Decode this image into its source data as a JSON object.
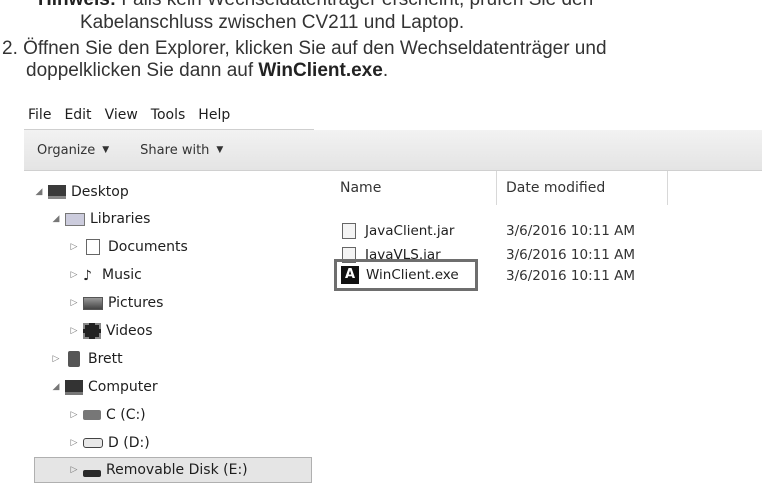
{
  "document": {
    "line1_bold": "Hinweis:",
    "line1_rest": " Falls kein Wechseldatenträger erscheint, prüfen Sie den",
    "line2": "Kabelanschluss zwischen CV211 und Laptop.",
    "line3": "2. Öffnen Sie den Explorer, klicken Sie auf den Wechseldatenträger und",
    "line4_pre": "doppelklicken Sie dann auf ",
    "line4_bold": "WinClient.exe",
    "line4_post": "."
  },
  "explorer": {
    "menu": [
      "File",
      "Edit",
      "View",
      "Tools",
      "Help"
    ],
    "toolbar": {
      "organize": "Organize",
      "share_with": "Share with"
    },
    "tree": [
      {
        "label": "Desktop",
        "icon": "desktop-icon"
      },
      {
        "label": "Libraries",
        "icon": "libraries-icon"
      },
      {
        "label": "Documents",
        "icon": "documents-icon"
      },
      {
        "label": "Music",
        "icon": "music-icon"
      },
      {
        "label": "Pictures",
        "icon": "pictures-icon"
      },
      {
        "label": "Videos",
        "icon": "videos-icon"
      },
      {
        "label": "Brett",
        "icon": "user-folder-icon"
      },
      {
        "label": "Computer",
        "icon": "computer-icon"
      },
      {
        "label": "C (C:)",
        "icon": "hard-drive-icon"
      },
      {
        "label": "D (D:)",
        "icon": "drive-icon"
      },
      {
        "label": "Removable Disk (E:)",
        "icon": "removable-disk-icon"
      }
    ],
    "columns": {
      "name": "Name",
      "date_modified": "Date modified"
    },
    "files": [
      {
        "name": "JavaClient.jar",
        "date": "3/6/2016 10:11 AM",
        "icon": "jar-file-icon"
      },
      {
        "name": "JavaVLS.jar",
        "date": "3/6/2016 10:11 AM",
        "icon": "jar-file-icon"
      },
      {
        "name": "WinClient.exe",
        "date": "3/6/2016 10:11 AM",
        "icon": "exe-app-icon"
      }
    ]
  }
}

::::

| Task objective |
Go through the material above and copy each line that has the word "drive".

| Correct result |
        "icon": "hard-drive-icon"
        "icon": "drive-icon"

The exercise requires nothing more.